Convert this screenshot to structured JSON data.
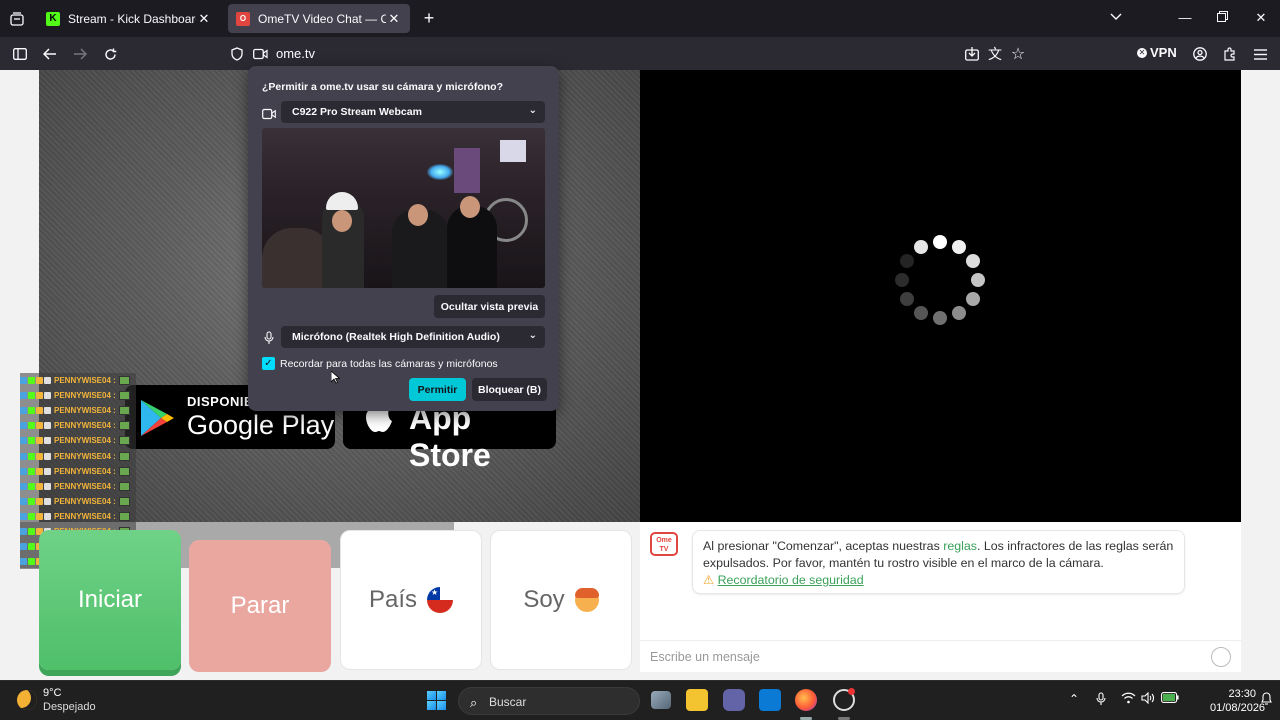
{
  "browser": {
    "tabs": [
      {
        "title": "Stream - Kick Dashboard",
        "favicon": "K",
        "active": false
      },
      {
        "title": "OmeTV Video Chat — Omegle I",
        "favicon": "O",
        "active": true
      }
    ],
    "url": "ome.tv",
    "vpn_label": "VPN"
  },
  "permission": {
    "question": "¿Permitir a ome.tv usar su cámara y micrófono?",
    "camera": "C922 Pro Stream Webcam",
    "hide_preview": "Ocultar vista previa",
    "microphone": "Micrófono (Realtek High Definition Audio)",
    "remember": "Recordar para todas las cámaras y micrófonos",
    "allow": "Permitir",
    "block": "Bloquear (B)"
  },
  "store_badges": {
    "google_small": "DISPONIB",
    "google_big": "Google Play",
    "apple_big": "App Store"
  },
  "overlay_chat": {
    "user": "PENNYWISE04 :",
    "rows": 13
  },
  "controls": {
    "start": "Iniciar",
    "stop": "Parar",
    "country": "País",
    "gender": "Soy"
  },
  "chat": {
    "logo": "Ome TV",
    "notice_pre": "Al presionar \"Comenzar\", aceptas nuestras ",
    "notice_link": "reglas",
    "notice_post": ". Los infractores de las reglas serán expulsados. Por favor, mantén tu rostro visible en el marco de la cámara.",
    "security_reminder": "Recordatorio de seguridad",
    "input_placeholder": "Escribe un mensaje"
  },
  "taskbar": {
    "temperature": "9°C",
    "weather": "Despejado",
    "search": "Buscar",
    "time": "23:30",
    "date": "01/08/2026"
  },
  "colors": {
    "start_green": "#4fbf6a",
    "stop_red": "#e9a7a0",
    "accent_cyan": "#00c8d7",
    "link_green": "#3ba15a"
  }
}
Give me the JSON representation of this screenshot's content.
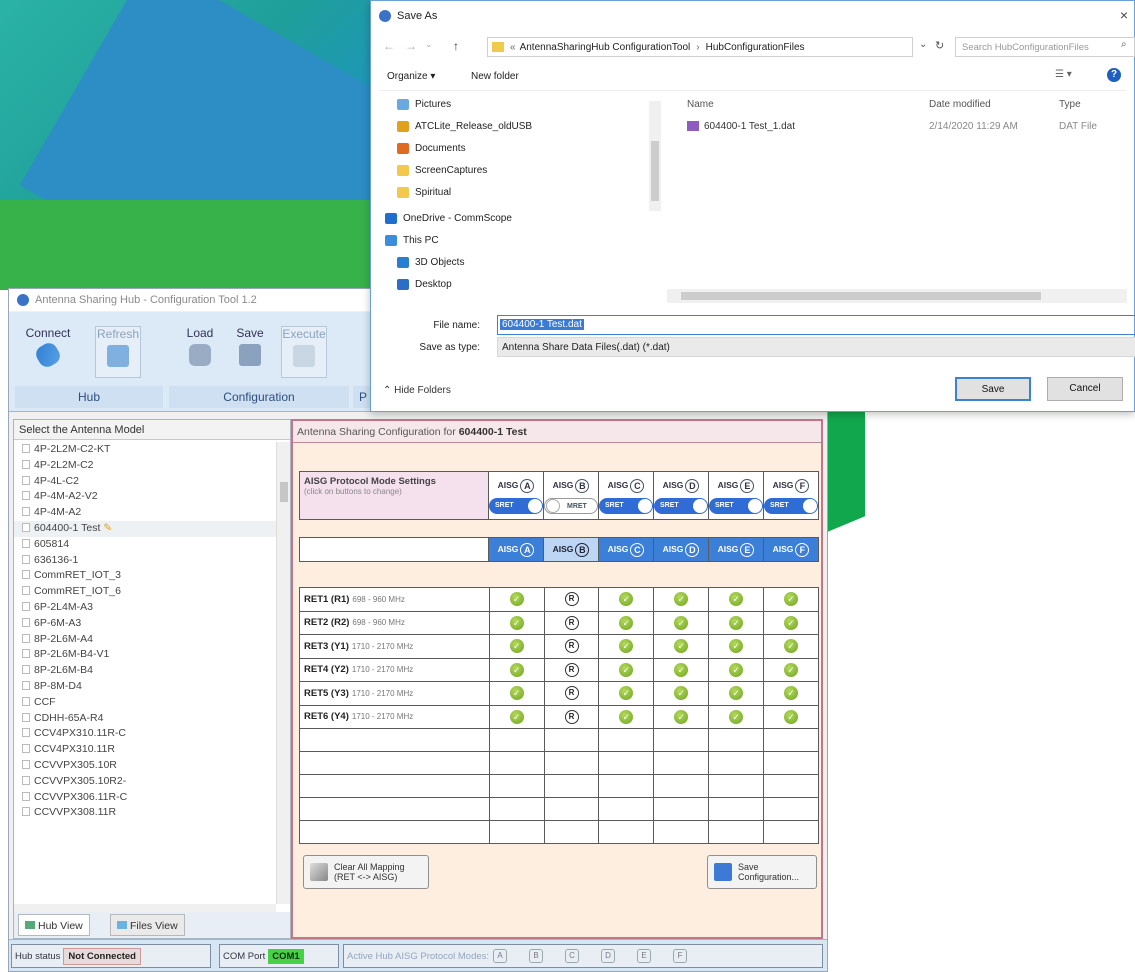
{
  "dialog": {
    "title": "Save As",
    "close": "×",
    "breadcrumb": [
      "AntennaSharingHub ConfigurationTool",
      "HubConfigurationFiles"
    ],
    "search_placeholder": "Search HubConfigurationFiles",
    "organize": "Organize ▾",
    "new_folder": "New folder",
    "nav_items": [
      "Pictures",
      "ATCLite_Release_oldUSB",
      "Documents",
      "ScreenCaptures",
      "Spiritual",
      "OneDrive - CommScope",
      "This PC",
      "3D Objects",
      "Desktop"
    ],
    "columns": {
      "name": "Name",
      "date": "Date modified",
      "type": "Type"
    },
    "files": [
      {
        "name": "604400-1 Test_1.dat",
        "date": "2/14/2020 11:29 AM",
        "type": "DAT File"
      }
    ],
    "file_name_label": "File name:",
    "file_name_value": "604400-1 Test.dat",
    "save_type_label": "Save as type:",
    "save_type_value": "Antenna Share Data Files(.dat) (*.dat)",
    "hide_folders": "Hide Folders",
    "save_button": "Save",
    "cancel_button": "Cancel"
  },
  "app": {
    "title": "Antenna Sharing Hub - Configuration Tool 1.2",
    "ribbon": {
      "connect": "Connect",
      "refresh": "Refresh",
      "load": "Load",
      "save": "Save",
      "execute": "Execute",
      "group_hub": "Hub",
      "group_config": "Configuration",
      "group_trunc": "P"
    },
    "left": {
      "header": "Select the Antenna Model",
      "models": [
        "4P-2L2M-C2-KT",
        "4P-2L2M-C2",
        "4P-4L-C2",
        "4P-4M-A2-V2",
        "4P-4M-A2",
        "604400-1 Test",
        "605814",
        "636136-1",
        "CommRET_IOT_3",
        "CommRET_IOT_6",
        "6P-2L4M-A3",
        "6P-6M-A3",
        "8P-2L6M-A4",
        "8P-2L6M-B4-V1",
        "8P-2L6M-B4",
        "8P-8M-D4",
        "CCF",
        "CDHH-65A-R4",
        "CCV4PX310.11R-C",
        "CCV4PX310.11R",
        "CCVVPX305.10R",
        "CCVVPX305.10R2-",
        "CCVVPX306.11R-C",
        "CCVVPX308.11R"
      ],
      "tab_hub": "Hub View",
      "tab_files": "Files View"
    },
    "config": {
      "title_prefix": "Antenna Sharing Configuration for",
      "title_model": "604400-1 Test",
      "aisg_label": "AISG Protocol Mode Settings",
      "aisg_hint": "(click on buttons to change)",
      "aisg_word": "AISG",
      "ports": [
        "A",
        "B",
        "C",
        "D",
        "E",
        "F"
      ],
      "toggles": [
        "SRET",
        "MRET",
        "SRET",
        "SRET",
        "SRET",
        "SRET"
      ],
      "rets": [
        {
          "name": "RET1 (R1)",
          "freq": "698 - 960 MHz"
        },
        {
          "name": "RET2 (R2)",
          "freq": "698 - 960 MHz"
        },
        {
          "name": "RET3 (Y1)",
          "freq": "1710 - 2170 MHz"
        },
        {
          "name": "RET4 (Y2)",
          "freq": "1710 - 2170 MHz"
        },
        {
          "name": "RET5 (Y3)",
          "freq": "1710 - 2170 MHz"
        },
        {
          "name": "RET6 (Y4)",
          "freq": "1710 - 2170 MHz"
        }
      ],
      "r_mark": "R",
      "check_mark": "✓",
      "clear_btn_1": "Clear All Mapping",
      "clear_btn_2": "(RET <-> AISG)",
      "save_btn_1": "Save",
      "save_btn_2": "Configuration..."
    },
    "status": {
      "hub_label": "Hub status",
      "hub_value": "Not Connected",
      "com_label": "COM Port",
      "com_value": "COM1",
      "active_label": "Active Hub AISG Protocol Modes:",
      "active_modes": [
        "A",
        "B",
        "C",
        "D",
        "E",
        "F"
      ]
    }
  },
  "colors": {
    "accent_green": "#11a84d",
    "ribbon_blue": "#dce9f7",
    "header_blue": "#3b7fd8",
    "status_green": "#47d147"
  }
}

____________________

GIVEN EXERCISE: Leave out the pictures and transcribe everything else exactly.

SOLUTION FOR THIS TASK:
Convert this screenshot to structured JSON data.
{
  "browser": {
    "tabs": [
      {
        "title": "Stream - Kick Dashboard",
        "favicon": "K",
        "active": false
      },
      {
        "title": "OmeTV Video Chat — Omegle I",
        "favicon": "O",
        "active": true
      }
    ],
    "url": "ome.tv",
    "vpn_label": "VPN"
  },
  "permission": {
    "question": "¿Permitir a ome.tv usar su cámara y micrófono?",
    "camera": "C922 Pro Stream Webcam",
    "hide_preview": "Ocultar vista previa",
    "microphone": "Micrófono (Realtek High Definition Audio)",
    "remember": "Recordar para todas las cámaras y micrófonos",
    "allow": "Permitir",
    "block": "Bloquear (B)"
  },
  "store_badges": {
    "google_small": "DISPONIB",
    "google_big": "Google Play",
    "apple_big": "App Store"
  },
  "overlay_chat": {
    "user": "PENNYWISE04 :",
    "rows": 13
  },
  "controls": {
    "start": "Iniciar",
    "stop": "Parar",
    "country": "País",
    "gender": "Soy"
  },
  "chat": {
    "logo": "Ome TV",
    "notice_pre": "Al presionar \"Comenzar\", aceptas nuestras ",
    "notice_link": "reglas",
    "notice_post": ". Los infractores de las reglas serán expulsados. Por favor, mantén tu rostro visible en el marco de la cámara.",
    "security_reminder": "Recordatorio de seguridad",
    "input_placeholder": "Escribe un mensaje"
  },
  "taskbar": {
    "temperature": "9°C",
    "weather": "Despejado",
    "search": "Buscar",
    "time": "23:30",
    "date": "01/08/2026"
  },
  "colors": {
    "start_green": "#4fbf6a",
    "stop_red": "#e9a7a0",
    "accent_cyan": "#00c8d7",
    "link_green": "#3ba15a"
  }
}
Give me the JSON representation of this screenshot's content.
{
  "dialog": {
    "title": "Save As",
    "close": "×",
    "breadcrumb": [
      "AntennaSharingHub ConfigurationTool",
      "HubConfigurationFiles"
    ],
    "search_placeholder": "Search HubConfigurationFiles",
    "organize": "Organize ▾",
    "new_folder": "New folder",
    "nav_items": [
      "Pictures",
      "ATCLite_Release_oldUSB",
      "Documents",
      "ScreenCaptures",
      "Spiritual",
      "OneDrive - CommScope",
      "This PC",
      "3D Objects",
      "Desktop"
    ],
    "columns": {
      "name": "Name",
      "date": "Date modified",
      "type": "Type"
    },
    "files": [
      {
        "name": "604400-1 Test_1.dat",
        "date": "2/14/2020 11:29 AM",
        "type": "DAT File"
      }
    ],
    "file_name_label": "File name:",
    "file_name_value": "604400-1 Test.dat",
    "save_type_label": "Save as type:",
    "save_type_value": "Antenna Share Data Files(.dat) (*.dat)",
    "hide_folders": "Hide Folders",
    "save_button": "Save",
    "cancel_button": "Cancel"
  },
  "app": {
    "title": "Antenna Sharing Hub - Configuration Tool 1.2",
    "ribbon": {
      "connect": "Connect",
      "refresh": "Refresh",
      "load": "Load",
      "save": "Save",
      "execute": "Execute",
      "group_hub": "Hub",
      "group_config": "Configuration",
      "group_trunc": "P"
    },
    "left": {
      "header": "Select the Antenna Model",
      "models": [
        "4P-2L2M-C2-KT",
        "4P-2L2M-C2",
        "4P-4L-C2",
        "4P-4M-A2-V2",
        "4P-4M-A2",
        "604400-1 Test",
        "605814",
        "636136-1",
        "CommRET_IOT_3",
        "CommRET_IOT_6",
        "6P-2L4M-A3",
        "6P-6M-A3",
        "8P-2L6M-A4",
        "8P-2L6M-B4-V1",
        "8P-2L6M-B4",
        "8P-8M-D4",
        "CCF",
        "CDHH-65A-R4",
        "CCV4PX310.11R-C",
        "CCV4PX310.11R",
        "CCVVPX305.10R",
        "CCVVPX305.10R2-",
        "CCVVPX306.11R-C",
        "CCVVPX308.11R"
      ],
      "tab_hub": "Hub View",
      "tab_files": "Files View"
    },
    "config": {
      "title_prefix": "Antenna Sharing Configuration for",
      "title_model": "604400-1 Test",
      "aisg_label": "AISG Protocol Mode Settings",
      "aisg_hint": "(click on buttons to change)",
      "aisg_word": "AISG",
      "ports": [
        "A",
        "B",
        "C",
        "D",
        "E",
        "F"
      ],
      "toggles": [
        "SRET",
        "MRET",
        "SRET",
        "SRET",
        "SRET",
        "SRET"
      ],
      "rets": [
        {
          "name": "RET1 (R1)",
          "freq": "698 - 960 MHz"
        },
        {
          "name": "RET2 (R2)",
          "freq": "698 - 960 MHz"
        },
        {
          "name": "RET3 (Y1)",
          "freq": "1710 - 2170 MHz"
        },
        {
          "name": "RET4 (Y2)",
          "freq": "1710 - 2170 MHz"
        },
        {
          "name": "RET5 (Y3)",
          "freq": "1710 - 2170 MHz"
        },
        {
          "name": "RET6 (Y4)",
          "freq": "1710 - 2170 MHz"
        }
      ],
      "r_mark": "R",
      "check_mark": "✓",
      "clear_btn_1": "Clear All Mapping",
      "clear_btn_2": "(RET <-> AISG)",
      "save_btn_1": "Save",
      "save_btn_2": "Configuration..."
    },
    "status": {
      "hub_label": "Hub status",
      "hub_value": "Not Connected",
      "com_label": "COM Port",
      "com_value": "COM1",
      "active_label": "Active Hub AISG Protocol Modes:",
      "active_modes": [
        "A",
        "B",
        "C",
        "D",
        "E",
        "F"
      ]
    }
  },
  "colors": {
    "accent_green": "#11a84d",
    "ribbon_blue": "#dce9f7",
    "header_blue": "#3b7fd8",
    "status_green": "#47d147"
  }
}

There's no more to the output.